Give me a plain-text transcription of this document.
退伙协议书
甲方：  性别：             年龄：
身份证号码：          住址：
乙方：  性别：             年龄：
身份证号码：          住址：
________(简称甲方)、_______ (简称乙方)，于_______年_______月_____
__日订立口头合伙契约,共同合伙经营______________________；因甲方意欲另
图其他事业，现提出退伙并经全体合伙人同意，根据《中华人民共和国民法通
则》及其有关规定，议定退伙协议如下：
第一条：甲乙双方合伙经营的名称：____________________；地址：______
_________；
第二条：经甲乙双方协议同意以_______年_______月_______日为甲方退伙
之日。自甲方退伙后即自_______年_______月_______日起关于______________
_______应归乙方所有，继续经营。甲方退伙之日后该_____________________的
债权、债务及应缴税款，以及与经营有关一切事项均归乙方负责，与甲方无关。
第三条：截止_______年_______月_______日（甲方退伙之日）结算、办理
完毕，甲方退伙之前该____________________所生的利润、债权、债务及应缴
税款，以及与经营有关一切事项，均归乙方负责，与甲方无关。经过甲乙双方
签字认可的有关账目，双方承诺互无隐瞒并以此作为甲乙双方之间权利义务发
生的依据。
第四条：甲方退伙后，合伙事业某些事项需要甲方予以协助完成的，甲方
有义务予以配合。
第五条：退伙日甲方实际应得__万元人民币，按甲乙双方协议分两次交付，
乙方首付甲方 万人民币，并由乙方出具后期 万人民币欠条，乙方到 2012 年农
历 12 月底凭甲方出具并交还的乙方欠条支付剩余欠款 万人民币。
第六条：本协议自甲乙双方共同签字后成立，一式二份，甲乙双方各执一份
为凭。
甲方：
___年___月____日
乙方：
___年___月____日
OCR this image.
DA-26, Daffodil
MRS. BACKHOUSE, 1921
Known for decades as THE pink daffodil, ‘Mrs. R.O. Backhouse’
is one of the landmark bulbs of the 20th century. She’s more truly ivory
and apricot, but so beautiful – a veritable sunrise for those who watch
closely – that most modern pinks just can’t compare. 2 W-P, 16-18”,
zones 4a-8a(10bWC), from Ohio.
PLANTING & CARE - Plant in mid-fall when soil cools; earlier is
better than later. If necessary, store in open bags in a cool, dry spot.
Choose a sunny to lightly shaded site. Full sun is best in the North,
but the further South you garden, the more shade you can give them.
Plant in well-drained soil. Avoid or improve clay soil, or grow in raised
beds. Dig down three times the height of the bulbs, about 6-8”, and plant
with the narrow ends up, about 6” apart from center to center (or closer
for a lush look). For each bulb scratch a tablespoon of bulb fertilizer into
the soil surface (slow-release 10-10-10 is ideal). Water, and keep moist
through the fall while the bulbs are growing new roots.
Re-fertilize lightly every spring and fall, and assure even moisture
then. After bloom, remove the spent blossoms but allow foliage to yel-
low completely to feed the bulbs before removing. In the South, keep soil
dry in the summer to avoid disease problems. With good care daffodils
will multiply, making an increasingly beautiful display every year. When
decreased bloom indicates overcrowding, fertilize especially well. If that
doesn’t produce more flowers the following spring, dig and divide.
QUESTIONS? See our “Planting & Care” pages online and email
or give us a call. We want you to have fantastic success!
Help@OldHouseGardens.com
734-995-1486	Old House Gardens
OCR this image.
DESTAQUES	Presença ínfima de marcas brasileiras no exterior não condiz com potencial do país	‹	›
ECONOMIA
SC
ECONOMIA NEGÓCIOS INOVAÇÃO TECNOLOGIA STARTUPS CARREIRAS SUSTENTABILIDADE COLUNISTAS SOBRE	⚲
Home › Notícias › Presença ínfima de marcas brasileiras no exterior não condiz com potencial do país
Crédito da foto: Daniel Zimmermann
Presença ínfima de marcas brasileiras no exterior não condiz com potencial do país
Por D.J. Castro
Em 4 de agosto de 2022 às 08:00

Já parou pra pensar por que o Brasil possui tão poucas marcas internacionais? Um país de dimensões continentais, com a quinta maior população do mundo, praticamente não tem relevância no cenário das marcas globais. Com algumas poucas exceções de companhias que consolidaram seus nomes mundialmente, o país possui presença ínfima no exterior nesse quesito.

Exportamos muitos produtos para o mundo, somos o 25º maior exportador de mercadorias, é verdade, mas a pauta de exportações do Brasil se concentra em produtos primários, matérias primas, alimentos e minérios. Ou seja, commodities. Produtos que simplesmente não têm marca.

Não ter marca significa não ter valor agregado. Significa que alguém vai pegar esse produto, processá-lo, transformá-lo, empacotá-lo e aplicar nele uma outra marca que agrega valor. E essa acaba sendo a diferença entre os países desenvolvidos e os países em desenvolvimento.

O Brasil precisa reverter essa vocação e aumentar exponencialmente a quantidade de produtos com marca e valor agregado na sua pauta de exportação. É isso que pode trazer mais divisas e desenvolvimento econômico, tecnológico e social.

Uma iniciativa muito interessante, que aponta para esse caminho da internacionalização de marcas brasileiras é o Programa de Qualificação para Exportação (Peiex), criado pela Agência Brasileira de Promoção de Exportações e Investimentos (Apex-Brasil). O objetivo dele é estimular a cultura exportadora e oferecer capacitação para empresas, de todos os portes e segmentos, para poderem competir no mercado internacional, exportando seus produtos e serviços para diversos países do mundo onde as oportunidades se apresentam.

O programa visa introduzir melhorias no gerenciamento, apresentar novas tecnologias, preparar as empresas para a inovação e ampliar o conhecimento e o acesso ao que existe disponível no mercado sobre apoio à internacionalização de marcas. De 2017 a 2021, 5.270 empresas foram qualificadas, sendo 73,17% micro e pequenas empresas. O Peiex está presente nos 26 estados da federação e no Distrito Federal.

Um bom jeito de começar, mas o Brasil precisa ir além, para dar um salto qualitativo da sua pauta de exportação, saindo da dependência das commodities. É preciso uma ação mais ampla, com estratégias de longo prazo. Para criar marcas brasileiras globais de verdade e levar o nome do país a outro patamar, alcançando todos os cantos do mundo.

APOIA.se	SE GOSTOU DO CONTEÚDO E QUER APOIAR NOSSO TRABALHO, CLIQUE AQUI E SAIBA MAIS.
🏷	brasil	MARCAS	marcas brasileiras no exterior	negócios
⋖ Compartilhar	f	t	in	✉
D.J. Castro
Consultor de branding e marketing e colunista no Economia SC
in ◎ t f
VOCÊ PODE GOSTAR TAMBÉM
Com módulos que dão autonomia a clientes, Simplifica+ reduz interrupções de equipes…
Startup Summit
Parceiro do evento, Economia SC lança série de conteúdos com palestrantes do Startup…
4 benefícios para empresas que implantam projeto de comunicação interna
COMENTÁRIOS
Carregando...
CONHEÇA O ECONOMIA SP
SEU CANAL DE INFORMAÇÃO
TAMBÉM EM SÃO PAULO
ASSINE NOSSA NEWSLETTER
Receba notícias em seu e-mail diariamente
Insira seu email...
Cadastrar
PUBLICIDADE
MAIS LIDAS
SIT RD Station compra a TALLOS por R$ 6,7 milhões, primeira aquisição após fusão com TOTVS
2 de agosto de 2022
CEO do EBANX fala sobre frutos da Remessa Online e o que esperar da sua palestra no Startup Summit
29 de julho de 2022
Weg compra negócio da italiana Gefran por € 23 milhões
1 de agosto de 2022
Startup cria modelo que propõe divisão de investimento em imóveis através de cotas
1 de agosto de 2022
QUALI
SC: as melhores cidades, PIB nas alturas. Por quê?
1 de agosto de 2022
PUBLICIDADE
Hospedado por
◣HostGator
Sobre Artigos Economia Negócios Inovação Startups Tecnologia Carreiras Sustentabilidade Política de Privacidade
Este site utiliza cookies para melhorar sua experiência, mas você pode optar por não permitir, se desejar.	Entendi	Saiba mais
*****
▶ **WORK REQUIRED**
Of the lines in this listing, how many contain "that"? Reply with the number and nothing more.

▶ **SOLUTION**
2